[START OF DATA RECORDS]
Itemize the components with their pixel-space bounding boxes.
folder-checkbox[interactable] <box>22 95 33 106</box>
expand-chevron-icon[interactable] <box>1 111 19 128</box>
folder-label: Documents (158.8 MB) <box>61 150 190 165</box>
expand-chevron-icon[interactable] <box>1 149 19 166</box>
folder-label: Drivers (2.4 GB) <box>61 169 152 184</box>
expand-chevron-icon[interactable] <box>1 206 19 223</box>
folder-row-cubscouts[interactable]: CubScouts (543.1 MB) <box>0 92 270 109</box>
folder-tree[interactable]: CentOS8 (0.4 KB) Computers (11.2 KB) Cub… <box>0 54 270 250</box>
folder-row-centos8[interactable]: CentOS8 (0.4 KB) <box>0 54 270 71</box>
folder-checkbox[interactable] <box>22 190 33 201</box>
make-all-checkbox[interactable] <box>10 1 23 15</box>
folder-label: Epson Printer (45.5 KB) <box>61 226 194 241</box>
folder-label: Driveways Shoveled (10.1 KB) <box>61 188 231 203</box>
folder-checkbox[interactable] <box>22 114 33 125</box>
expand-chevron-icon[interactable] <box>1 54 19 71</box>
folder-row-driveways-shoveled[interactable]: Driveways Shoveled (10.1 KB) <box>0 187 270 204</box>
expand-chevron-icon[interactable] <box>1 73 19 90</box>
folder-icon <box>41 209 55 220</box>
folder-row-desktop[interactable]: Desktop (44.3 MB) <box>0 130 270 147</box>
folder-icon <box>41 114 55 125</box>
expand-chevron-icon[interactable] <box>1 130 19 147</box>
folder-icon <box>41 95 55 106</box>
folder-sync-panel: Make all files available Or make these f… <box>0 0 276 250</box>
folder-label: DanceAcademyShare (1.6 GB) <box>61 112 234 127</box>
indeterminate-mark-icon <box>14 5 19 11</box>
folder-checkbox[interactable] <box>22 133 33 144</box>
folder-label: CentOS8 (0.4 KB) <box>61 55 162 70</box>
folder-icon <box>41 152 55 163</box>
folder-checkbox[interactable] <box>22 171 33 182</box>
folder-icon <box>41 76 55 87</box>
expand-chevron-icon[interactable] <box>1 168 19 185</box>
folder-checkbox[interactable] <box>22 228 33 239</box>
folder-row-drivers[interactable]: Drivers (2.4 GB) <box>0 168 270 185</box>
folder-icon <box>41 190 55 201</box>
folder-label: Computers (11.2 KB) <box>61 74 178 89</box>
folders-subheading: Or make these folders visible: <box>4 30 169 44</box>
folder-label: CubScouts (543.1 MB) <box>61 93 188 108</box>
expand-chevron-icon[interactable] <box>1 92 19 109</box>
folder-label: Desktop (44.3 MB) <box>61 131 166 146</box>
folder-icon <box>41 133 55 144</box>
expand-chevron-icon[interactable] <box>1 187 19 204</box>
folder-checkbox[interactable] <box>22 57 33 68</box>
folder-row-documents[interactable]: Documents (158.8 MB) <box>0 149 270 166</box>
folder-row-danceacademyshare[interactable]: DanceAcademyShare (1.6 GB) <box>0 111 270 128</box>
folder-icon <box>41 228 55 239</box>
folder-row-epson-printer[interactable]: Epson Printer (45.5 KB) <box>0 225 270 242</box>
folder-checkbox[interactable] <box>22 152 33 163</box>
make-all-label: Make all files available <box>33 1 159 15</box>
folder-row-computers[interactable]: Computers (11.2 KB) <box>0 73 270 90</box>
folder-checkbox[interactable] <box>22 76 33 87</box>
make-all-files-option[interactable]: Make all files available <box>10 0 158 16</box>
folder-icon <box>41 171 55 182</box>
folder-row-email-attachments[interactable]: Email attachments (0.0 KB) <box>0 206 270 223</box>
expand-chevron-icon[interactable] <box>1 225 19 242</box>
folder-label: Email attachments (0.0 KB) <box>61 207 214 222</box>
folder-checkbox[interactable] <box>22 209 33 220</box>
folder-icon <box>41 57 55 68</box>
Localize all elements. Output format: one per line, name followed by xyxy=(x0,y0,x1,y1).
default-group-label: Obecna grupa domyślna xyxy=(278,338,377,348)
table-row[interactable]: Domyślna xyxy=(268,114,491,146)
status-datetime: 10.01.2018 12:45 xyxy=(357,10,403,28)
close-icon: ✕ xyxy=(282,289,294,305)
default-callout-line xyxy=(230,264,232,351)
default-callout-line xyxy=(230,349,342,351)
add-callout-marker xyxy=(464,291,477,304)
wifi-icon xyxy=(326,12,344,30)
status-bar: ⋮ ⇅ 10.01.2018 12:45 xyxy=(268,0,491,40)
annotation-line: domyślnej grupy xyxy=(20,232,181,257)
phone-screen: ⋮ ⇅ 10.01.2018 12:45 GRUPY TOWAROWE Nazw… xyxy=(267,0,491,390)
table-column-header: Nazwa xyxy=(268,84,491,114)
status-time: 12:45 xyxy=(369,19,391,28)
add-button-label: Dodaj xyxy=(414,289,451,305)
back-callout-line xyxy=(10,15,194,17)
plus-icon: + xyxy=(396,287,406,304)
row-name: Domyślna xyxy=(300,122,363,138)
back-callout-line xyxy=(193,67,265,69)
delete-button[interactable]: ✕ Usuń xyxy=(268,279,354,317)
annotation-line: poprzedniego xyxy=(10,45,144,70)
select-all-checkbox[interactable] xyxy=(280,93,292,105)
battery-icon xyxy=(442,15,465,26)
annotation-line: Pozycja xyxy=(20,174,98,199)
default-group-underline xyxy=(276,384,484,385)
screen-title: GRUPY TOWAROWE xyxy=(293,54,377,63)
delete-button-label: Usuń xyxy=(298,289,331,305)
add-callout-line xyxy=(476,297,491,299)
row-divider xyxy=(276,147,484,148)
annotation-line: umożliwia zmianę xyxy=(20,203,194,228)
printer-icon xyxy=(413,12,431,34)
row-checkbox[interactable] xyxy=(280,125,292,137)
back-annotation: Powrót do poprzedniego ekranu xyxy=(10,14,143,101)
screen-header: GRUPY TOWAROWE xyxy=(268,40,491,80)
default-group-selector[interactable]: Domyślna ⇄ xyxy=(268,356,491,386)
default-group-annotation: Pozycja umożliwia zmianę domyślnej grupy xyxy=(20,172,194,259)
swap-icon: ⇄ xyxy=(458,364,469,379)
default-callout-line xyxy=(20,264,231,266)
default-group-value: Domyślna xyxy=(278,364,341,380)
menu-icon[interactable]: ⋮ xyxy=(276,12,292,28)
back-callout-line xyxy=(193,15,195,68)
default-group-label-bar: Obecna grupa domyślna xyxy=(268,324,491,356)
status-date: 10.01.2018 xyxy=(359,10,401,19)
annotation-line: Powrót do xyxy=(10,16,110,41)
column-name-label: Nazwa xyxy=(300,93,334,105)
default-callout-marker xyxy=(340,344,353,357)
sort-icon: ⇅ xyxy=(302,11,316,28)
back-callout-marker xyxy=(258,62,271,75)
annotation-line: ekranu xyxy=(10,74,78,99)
[END OF DATA RECORDS]
_EXERCISE PROMPT_
Please copy the lines above word for word, starting with the first line and ending with the line that contains "folder-tree[interactable]: CentOS8 (0.4".

_OUTPUT OF THE EXERCISE_
Itemize the components with their pixel-space bounding boxes.
folder-checkbox[interactable] <box>22 95 33 106</box>
expand-chevron-icon[interactable] <box>1 111 19 128</box>
folder-label: Documents (158.8 MB) <box>61 150 190 165</box>
expand-chevron-icon[interactable] <box>1 149 19 166</box>
folder-label: Drivers (2.4 GB) <box>61 169 152 184</box>
expand-chevron-icon[interactable] <box>1 206 19 223</box>
folder-row-cubscouts[interactable]: CubScouts (543.1 MB) <box>0 92 270 109</box>
folder-tree[interactable]: CentOS8 (0.4 KB) Computers (11.2 KB) Cub… <box>0 54 270 250</box>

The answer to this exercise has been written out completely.